Your goal: Please leave out pictures and print exactly the lines from the one that has "Type out the text in this image." through the last line of the material below.

Data to process:

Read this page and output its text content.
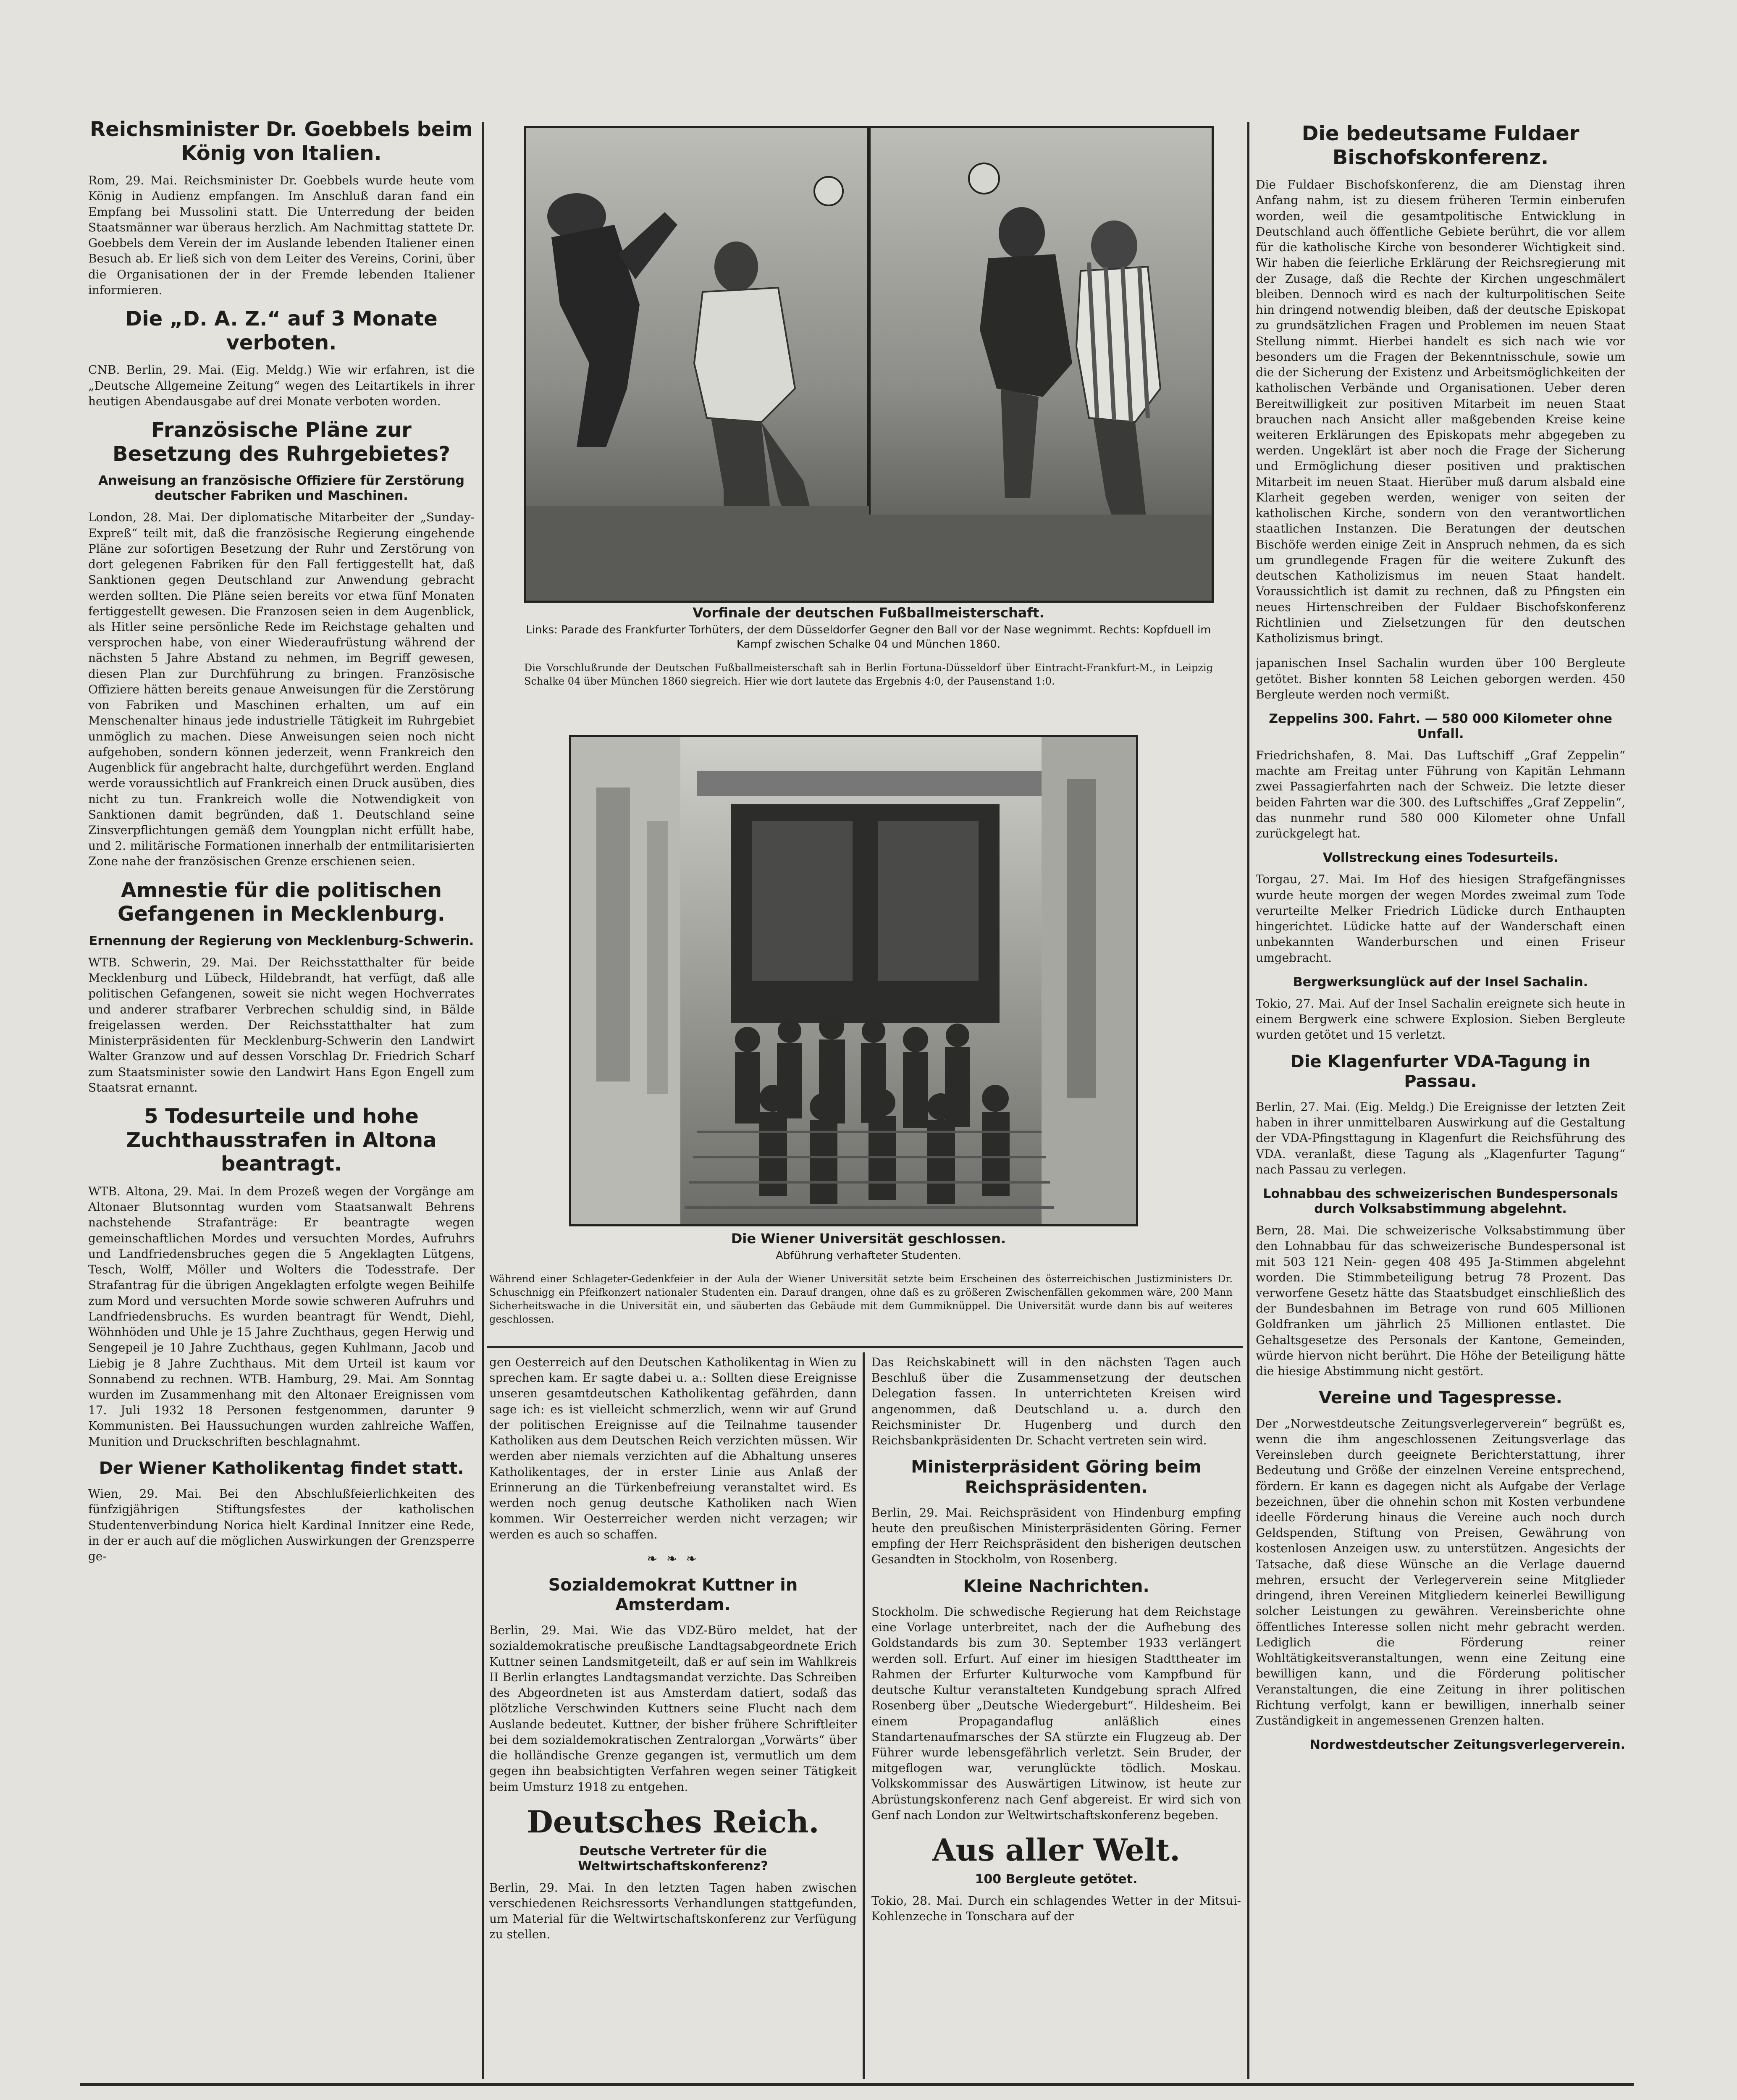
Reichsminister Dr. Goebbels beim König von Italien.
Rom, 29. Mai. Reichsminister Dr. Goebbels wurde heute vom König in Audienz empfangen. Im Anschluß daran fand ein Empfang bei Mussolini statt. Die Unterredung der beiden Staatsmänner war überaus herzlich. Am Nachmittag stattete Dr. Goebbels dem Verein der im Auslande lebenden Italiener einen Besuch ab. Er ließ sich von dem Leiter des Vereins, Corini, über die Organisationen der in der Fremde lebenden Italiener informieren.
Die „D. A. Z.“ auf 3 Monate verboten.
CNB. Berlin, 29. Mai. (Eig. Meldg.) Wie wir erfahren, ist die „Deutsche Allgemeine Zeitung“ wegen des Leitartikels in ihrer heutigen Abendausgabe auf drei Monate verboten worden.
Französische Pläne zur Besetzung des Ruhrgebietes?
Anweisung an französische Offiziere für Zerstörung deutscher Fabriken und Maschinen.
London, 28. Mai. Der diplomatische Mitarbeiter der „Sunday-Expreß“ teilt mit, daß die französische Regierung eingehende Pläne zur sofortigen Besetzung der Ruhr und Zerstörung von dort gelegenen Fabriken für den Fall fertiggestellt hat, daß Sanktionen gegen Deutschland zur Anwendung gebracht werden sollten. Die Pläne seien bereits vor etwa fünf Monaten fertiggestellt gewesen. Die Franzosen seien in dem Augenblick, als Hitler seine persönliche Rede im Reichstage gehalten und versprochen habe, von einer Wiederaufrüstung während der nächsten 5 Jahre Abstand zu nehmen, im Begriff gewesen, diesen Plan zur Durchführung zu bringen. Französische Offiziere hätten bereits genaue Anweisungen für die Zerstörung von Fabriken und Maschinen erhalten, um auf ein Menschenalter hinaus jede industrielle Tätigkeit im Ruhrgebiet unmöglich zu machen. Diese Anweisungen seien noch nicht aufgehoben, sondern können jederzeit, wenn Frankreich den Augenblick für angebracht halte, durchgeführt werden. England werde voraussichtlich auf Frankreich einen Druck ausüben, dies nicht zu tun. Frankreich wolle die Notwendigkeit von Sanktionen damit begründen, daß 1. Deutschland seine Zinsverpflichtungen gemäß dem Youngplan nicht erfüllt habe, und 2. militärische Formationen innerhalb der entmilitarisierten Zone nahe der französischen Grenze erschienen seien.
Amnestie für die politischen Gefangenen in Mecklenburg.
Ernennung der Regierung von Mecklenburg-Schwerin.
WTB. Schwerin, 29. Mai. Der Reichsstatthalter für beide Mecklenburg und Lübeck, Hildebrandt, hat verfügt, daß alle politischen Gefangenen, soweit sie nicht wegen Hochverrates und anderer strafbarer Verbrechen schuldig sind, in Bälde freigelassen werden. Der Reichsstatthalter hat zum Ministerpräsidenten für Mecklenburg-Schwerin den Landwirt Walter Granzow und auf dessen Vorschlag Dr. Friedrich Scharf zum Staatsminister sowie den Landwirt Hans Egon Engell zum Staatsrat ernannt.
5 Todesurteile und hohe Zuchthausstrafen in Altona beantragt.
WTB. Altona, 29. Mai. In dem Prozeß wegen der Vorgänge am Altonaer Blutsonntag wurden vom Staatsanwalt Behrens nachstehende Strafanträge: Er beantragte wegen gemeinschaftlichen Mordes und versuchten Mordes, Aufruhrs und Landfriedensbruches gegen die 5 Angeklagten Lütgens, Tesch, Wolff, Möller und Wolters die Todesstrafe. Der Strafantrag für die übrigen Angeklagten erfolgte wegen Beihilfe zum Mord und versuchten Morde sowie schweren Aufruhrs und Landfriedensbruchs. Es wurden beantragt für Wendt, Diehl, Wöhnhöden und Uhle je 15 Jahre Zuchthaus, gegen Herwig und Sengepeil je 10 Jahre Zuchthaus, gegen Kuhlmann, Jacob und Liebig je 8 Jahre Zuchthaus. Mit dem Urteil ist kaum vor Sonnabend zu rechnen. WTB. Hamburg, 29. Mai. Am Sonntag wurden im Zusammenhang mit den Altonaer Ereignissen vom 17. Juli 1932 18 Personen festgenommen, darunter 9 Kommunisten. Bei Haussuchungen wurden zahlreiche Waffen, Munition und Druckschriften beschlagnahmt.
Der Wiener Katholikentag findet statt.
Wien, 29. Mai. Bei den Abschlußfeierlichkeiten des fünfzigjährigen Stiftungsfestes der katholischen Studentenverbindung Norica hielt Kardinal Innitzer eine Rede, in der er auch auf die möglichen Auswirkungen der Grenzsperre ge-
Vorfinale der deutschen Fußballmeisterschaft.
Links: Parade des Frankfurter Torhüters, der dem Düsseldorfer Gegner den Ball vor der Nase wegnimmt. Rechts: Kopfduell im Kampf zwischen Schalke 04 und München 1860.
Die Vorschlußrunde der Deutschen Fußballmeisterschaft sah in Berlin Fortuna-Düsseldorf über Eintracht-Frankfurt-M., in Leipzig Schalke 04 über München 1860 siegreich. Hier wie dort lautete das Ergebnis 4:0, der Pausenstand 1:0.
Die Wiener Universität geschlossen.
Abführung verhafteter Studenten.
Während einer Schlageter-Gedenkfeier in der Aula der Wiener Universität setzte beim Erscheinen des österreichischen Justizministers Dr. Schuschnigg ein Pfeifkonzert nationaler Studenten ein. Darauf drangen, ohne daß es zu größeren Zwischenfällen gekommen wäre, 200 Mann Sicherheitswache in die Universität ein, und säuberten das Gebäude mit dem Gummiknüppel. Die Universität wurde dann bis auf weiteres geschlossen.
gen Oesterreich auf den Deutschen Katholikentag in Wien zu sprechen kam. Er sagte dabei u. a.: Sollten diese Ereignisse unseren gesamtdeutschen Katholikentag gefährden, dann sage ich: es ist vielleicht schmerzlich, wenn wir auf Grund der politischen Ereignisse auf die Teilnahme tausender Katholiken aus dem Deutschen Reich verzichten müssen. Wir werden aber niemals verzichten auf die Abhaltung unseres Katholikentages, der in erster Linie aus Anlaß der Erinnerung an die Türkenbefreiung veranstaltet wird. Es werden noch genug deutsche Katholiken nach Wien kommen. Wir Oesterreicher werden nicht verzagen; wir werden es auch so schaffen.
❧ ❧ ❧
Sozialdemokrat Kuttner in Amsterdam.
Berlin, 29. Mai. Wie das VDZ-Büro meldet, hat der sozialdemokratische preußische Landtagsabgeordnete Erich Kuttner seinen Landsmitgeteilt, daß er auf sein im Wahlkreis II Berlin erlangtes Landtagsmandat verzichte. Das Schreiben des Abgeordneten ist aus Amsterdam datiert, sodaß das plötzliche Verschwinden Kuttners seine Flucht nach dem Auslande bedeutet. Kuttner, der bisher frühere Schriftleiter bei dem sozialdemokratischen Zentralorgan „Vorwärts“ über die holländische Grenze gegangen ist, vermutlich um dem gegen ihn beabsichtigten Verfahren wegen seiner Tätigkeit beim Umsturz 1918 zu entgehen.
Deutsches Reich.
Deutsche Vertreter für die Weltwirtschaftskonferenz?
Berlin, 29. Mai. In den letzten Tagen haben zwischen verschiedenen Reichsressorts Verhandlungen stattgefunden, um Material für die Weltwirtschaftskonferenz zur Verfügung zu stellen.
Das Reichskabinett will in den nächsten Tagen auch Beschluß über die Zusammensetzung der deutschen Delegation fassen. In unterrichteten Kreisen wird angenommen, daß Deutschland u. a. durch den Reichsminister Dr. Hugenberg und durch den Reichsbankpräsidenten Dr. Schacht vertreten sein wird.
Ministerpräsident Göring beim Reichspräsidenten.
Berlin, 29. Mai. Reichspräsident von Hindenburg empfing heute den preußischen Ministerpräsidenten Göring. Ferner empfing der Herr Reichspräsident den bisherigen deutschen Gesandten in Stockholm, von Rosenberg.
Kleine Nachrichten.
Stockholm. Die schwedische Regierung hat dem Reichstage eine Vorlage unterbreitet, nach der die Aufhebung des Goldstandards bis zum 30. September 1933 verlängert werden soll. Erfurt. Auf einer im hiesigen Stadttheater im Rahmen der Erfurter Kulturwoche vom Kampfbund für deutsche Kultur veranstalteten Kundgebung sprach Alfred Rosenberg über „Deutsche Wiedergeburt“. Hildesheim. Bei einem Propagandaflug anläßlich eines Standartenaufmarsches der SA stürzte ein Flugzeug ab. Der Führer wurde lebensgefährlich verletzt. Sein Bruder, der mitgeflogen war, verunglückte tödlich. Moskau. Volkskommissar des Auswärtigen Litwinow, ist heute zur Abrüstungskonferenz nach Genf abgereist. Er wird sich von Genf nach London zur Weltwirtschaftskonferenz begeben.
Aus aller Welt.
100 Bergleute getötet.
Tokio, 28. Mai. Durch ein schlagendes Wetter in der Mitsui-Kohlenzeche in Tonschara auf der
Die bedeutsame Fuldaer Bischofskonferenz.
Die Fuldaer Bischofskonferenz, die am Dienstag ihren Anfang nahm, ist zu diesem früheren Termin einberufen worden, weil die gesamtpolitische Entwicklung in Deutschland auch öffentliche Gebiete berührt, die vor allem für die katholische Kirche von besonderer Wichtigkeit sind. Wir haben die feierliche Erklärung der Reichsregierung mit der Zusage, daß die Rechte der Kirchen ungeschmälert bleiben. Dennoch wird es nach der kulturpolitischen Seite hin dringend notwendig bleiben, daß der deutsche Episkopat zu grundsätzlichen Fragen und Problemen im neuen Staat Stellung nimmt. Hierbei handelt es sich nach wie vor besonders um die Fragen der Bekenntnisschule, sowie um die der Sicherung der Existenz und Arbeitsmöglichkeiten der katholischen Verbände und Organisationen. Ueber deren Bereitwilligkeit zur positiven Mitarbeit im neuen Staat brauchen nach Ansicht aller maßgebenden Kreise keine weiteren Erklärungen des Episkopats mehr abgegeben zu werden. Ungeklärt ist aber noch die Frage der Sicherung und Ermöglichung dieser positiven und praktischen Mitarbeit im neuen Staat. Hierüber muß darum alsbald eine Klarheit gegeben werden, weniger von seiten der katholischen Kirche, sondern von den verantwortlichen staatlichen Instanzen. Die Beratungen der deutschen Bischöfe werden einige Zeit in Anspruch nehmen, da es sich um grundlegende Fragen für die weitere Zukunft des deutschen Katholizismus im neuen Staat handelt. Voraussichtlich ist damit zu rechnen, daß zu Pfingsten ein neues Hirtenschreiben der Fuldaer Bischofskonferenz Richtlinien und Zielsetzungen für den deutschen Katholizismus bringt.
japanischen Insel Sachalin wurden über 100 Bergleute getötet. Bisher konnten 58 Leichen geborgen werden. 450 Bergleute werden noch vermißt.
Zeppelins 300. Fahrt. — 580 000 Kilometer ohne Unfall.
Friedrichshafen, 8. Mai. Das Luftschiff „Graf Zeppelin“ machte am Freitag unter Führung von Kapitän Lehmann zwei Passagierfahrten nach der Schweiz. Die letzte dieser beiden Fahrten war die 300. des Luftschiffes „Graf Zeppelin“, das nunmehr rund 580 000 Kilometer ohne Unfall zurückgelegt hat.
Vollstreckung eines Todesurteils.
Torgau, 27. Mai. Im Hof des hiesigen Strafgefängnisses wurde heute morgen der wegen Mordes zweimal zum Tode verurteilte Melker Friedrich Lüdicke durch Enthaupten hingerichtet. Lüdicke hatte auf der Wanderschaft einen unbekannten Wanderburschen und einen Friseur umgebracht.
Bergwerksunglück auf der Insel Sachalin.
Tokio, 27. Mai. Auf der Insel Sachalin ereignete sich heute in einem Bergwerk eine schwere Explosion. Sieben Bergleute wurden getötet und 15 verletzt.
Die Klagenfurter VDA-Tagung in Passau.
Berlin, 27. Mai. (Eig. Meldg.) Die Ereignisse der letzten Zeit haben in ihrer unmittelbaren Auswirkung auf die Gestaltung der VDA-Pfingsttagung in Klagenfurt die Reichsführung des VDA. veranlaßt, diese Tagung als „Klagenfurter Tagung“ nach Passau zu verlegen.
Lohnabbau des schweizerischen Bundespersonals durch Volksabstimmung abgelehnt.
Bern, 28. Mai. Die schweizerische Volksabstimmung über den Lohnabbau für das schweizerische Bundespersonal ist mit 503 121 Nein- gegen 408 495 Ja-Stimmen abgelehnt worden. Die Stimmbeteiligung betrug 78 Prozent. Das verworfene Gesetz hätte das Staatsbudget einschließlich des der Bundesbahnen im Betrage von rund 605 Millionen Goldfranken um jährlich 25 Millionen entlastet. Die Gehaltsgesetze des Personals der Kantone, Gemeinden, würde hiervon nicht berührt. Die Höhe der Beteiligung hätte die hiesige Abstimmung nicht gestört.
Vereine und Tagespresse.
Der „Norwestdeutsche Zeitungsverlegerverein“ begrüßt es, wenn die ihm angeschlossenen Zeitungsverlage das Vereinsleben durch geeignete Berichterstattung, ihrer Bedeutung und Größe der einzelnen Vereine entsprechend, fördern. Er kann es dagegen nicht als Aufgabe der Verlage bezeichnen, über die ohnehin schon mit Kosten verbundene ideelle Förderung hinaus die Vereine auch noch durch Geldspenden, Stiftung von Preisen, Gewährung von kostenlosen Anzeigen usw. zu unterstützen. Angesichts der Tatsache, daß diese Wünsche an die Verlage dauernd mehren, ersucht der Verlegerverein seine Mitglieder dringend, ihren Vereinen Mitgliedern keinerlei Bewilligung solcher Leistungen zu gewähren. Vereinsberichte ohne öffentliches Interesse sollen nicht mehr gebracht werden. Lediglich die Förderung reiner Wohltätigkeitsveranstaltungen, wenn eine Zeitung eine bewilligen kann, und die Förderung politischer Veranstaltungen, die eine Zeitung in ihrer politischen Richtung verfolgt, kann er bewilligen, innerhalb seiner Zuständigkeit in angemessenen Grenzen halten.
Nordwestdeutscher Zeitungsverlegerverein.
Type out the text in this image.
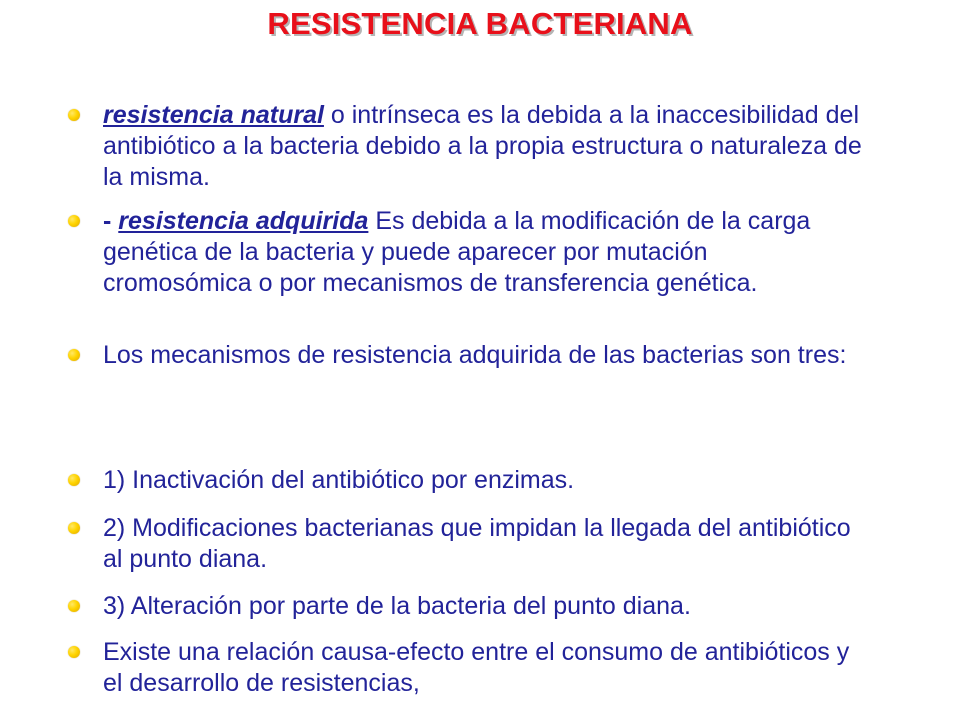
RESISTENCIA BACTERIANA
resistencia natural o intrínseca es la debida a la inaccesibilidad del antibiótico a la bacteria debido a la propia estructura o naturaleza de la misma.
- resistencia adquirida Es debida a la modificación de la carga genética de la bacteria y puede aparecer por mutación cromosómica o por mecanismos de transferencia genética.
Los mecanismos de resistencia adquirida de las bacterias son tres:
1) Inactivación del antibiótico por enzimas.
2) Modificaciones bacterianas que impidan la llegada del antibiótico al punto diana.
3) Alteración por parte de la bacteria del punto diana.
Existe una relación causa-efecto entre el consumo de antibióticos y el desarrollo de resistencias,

Result of this task:
Type out the text in this image.
RESISTENCIA BACTERIANA
resistencia natural o intrínseca es la debida a la inaccesibilidad del antibiótico a la bacteria debido a la propia estructura o naturaleza de la misma.
- resistencia adquirida Es debida a la modificación de la carga genética de la bacteria y puede aparecer por mutación cromosómica o por mecanismos de transferencia genética.
Los mecanismos de resistencia adquirida de las bacterias son tres:
1) Inactivación del antibiótico por enzimas.
2) Modificaciones bacterianas que impidan la llegada del antibiótico al punto diana.
3) Alteración por parte de la bacteria del punto diana.
Existe una relación causa-efecto entre el consumo de antibióticos y el desarrollo de resistencias,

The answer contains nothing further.